> GOAL OF THE EXERCISE
Return each entry exactly, with none missing.

[Items from a dataset]
--------------------------------
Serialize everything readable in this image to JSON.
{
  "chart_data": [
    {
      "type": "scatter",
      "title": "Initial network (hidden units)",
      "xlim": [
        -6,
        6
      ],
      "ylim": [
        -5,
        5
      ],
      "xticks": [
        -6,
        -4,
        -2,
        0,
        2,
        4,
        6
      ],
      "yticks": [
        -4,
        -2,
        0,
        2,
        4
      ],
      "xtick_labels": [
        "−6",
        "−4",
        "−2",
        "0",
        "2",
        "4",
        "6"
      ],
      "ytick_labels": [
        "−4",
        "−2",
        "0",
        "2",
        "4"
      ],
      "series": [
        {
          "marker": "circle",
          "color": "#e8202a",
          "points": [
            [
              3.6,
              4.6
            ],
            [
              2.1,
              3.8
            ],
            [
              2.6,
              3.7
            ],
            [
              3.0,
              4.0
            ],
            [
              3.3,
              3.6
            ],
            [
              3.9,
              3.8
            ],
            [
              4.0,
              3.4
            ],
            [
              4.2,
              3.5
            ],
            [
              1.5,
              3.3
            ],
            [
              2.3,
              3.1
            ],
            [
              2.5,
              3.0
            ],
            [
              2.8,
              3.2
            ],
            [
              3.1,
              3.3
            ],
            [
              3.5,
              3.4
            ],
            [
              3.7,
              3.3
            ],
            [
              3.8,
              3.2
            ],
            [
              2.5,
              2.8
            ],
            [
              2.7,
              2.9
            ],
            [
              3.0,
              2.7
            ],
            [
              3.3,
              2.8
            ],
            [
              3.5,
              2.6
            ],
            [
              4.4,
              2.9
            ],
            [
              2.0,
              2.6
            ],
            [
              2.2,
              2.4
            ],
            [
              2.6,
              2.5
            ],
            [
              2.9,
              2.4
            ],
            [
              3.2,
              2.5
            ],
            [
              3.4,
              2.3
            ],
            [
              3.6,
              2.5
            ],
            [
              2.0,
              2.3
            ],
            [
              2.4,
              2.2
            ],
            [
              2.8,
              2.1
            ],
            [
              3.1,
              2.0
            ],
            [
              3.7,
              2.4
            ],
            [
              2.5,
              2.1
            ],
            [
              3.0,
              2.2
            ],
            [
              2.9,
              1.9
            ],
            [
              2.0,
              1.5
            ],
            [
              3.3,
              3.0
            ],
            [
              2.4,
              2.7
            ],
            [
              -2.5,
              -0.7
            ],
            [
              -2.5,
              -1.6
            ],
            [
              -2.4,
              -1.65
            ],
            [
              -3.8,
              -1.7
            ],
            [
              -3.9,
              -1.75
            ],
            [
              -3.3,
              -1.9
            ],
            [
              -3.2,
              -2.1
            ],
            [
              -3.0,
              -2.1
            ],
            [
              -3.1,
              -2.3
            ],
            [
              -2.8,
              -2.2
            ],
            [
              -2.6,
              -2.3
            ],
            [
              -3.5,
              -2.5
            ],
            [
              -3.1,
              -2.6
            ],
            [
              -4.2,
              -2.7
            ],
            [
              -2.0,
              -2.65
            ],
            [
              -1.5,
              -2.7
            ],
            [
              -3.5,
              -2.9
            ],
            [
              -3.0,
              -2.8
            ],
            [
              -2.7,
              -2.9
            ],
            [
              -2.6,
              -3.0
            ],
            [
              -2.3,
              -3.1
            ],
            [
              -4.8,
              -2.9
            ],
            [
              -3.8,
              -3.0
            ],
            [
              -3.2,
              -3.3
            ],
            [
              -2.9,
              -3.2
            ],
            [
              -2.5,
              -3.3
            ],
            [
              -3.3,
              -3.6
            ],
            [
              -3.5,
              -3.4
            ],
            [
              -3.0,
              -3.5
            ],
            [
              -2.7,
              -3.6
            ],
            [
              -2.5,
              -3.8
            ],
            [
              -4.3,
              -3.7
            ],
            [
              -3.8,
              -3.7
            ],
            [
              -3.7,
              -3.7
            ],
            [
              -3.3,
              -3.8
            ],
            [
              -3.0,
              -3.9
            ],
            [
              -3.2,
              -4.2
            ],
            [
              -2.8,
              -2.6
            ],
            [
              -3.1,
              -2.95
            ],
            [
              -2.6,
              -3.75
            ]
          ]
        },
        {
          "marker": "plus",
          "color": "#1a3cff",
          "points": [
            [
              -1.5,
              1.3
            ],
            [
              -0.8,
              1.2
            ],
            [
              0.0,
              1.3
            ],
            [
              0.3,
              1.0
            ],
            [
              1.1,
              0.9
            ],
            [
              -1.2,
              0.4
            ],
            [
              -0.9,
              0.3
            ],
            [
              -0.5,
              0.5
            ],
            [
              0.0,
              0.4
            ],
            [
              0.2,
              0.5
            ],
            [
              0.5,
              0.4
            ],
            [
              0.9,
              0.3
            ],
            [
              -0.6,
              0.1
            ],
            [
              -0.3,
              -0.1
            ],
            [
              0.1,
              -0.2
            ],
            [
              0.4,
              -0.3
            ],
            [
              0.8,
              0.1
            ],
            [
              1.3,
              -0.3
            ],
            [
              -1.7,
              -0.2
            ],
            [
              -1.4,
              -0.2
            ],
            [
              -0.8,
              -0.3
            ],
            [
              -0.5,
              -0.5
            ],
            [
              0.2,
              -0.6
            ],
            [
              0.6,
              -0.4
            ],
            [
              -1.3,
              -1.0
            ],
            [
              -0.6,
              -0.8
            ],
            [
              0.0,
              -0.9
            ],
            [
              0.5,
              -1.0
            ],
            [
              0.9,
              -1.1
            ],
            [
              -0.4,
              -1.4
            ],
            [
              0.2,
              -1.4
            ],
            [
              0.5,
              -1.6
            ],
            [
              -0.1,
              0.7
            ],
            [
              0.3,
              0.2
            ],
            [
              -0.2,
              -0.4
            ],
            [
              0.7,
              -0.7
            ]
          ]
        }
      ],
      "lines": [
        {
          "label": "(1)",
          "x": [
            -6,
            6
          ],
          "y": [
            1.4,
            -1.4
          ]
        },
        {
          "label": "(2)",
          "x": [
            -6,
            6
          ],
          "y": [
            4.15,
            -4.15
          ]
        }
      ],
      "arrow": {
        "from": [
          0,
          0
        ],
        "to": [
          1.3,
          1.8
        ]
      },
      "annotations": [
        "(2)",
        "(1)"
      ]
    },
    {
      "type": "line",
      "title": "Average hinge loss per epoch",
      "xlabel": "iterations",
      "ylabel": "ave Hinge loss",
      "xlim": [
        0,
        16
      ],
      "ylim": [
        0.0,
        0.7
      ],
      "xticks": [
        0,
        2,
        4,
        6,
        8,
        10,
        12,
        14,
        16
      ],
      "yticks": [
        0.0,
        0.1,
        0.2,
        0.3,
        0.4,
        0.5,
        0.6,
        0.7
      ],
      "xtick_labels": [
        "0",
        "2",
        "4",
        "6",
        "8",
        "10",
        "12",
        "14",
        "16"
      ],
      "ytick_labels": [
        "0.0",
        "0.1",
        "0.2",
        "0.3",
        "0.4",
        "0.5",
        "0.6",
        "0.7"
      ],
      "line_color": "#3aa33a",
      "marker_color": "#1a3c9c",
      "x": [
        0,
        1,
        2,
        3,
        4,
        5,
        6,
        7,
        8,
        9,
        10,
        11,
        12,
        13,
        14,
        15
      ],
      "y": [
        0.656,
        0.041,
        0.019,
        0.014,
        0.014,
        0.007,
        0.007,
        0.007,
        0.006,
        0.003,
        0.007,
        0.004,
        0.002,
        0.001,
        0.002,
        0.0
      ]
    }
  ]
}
--------------------------------
> OUTPUT OF THE TASK
Serialize everything readable in this image to JSON.
{
  "chart_data": [
    {
      "type": "scatter",
      "title": "Initial network (hidden units)",
      "xlim": [
        -6,
        6
      ],
      "ylim": [
        -5,
        5
      ],
      "xticks": [
        -6,
        -4,
        -2,
        0,
        2,
        4,
        6
      ],
      "yticks": [
        -4,
        -2,
        0,
        2,
        4
      ],
      "xtick_labels": [
        "−6",
        "−4",
        "−2",
        "0",
        "2",
        "4",
        "6"
      ],
      "ytick_labels": [
        "−4",
        "−2",
        "0",
        "2",
        "4"
      ],
      "series": [
        {
          "marker": "circle",
          "color": "#e8202a",
          "points": [
            [
              3.6,
              4.6
            ],
            [
              2.1,
              3.8
            ],
            [
              2.6,
              3.7
            ],
            [
              3.0,
              4.0
            ],
            [
              3.3,
              3.6
            ],
            [
              3.9,
              3.8
            ],
            [
              4.0,
              3.4
            ],
            [
              4.2,
              3.5
            ],
            [
              1.5,
              3.3
            ],
            [
              2.3,
              3.1
            ],
            [
              2.5,
              3.0
            ],
            [
              2.8,
              3.2
            ],
            [
              3.1,
              3.3
            ],
            [
              3.5,
              3.4
            ],
            [
              3.7,
              3.3
            ],
            [
              3.8,
              3.2
            ],
            [
              2.5,
              2.8
            ],
            [
              2.7,
              2.9
            ],
            [
              3.0,
              2.7
            ],
            [
              3.3,
              2.8
            ],
            [
              3.5,
              2.6
            ],
            [
              4.4,
              2.9
            ],
            [
              2.0,
              2.6
            ],
            [
              2.2,
              2.4
            ],
            [
              2.6,
              2.5
            ],
            [
              2.9,
              2.4
            ],
            [
              3.2,
              2.5
            ],
            [
              3.4,
              2.3
            ],
            [
              3.6,
              2.5
            ],
            [
              2.0,
              2.3
            ],
            [
              2.4,
              2.2
            ],
            [
              2.8,
              2.1
            ],
            [
              3.1,
              2.0
            ],
            [
              3.7,
              2.4
            ],
            [
              2.5,
              2.1
            ],
            [
              3.0,
              2.2
            ],
            [
              2.9,
              1.9
            ],
            [
              2.0,
              1.5
            ],
            [
              3.3,
              3.0
            ],
            [
              2.4,
              2.7
            ],
            [
              -2.5,
              -0.7
            ],
            [
              -2.5,
              -1.6
            ],
            [
              -2.4,
              -1.65
            ],
            [
              -3.8,
              -1.7
            ],
            [
              -3.9,
              -1.75
            ],
            [
              -3.3,
              -1.9
            ],
            [
              -3.2,
              -2.1
            ],
            [
              -3.0,
              -2.1
            ],
            [
              -3.1,
              -2.3
            ],
            [
              -2.8,
              -2.2
            ],
            [
              -2.6,
              -2.3
            ],
            [
              -3.5,
              -2.5
            ],
            [
              -3.1,
              -2.6
            ],
            [
              -4.2,
              -2.7
            ],
            [
              -2.0,
              -2.65
            ],
            [
              -1.5,
              -2.7
            ],
            [
              -3.5,
              -2.9
            ],
            [
              -3.0,
              -2.8
            ],
            [
              -2.7,
              -2.9
            ],
            [
              -2.6,
              -3.0
            ],
            [
              -2.3,
              -3.1
            ],
            [
              -4.8,
              -2.9
            ],
            [
              -3.8,
              -3.0
            ],
            [
              -3.2,
              -3.3
            ],
            [
              -2.9,
              -3.2
            ],
            [
              -2.5,
              -3.3
            ],
            [
              -3.3,
              -3.6
            ],
            [
              -3.5,
              -3.4
            ],
            [
              -3.0,
              -3.5
            ],
            [
              -2.7,
              -3.6
            ],
            [
              -2.5,
              -3.8
            ],
            [
              -4.3,
              -3.7
            ],
            [
              -3.8,
              -3.7
            ],
            [
              -3.7,
              -3.7
            ],
            [
              -3.3,
              -3.8
            ],
            [
              -3.0,
              -3.9
            ],
            [
              -3.2,
              -4.2
            ],
            [
              -2.8,
              -2.6
            ],
            [
              -3.1,
              -2.95
            ],
            [
              -2.6,
              -3.75
            ]
          ]
        },
        {
          "marker": "plus",
          "color": "#1a3cff",
          "points": [
            [
              -1.5,
              1.3
            ],
            [
              -0.8,
              1.2
            ],
            [
              0.0,
              1.3
            ],
            [
              0.3,
              1.0
            ],
            [
              1.1,
              0.9
            ],
            [
              -1.2,
              0.4
            ],
            [
              -0.9,
              0.3
            ],
            [
              -0.5,
              0.5
            ],
            [
              0.0,
              0.4
            ],
            [
              0.2,
              0.5
            ],
            [
              0.5,
              0.4
            ],
            [
              0.9,
              0.3
            ],
            [
              -0.6,
              0.1
            ],
            [
              -0.3,
              -0.1
            ],
            [
              0.1,
              -0.2
            ],
            [
              0.4,
              -0.3
            ],
            [
              0.8,
              0.1
            ],
            [
              1.3,
              -0.3
            ],
            [
              -1.7,
              -0.2
            ],
            [
              -1.4,
              -0.2
            ],
            [
              -0.8,
              -0.3
            ],
            [
              -0.5,
              -0.5
            ],
            [
              0.2,
              -0.6
            ],
            [
              0.6,
              -0.4
            ],
            [
              -1.3,
              -1.0
            ],
            [
              -0.6,
              -0.8
            ],
            [
              0.0,
              -0.9
            ],
            [
              0.5,
              -1.0
            ],
            [
              0.9,
              -1.1
            ],
            [
              -0.4,
              -1.4
            ],
            [
              0.2,
              -1.4
            ],
            [
              0.5,
              -1.6
            ],
            [
              -0.1,
              0.7
            ],
            [
              0.3,
              0.2
            ],
            [
              -0.2,
              -0.4
            ],
            [
              0.7,
              -0.7
            ]
          ]
        }
      ],
      "lines": [
        {
          "label": "(1)",
          "x": [
            -6,
            6
          ],
          "y": [
            1.4,
            -1.4
          ]
        },
        {
          "label": "(2)",
          "x": [
            -6,
            6
          ],
          "y": [
            4.15,
            -4.15
          ]
        }
      ],
      "arrow": {
        "from": [
          0,
          0
        ],
        "to": [
          1.3,
          1.8
        ]
      },
      "annotations": [
        "(2)",
        "(1)"
      ]
    },
    {
      "type": "line",
      "title": "Average hinge loss per epoch",
      "xlabel": "iterations",
      "ylabel": "ave Hinge loss",
      "xlim": [
        0,
        16
      ],
      "ylim": [
        0.0,
        0.7
      ],
      "xticks": [
        0,
        2,
        4,
        6,
        8,
        10,
        12,
        14,
        16
      ],
      "yticks": [
        0.0,
        0.1,
        0.2,
        0.3,
        0.4,
        0.5,
        0.6,
        0.7
      ],
      "xtick_labels": [
        "0",
        "2",
        "4",
        "6",
        "8",
        "10",
        "12",
        "14",
        "16"
      ],
      "ytick_labels": [
        "0.0",
        "0.1",
        "0.2",
        "0.3",
        "0.4",
        "0.5",
        "0.6",
        "0.7"
      ],
      "line_color": "#3aa33a",
      "marker_color": "#1a3c9c",
      "x": [
        0,
        1,
        2,
        3,
        4,
        5,
        6,
        7,
        8,
        9,
        10,
        11,
        12,
        13,
        14,
        15
      ],
      "y": [
        0.656,
        0.041,
        0.019,
        0.014,
        0.014,
        0.007,
        0.007,
        0.007,
        0.006,
        0.003,
        0.007,
        0.004,
        0.002,
        0.001,
        0.002,
        0.0
      ]
    }
  ]
}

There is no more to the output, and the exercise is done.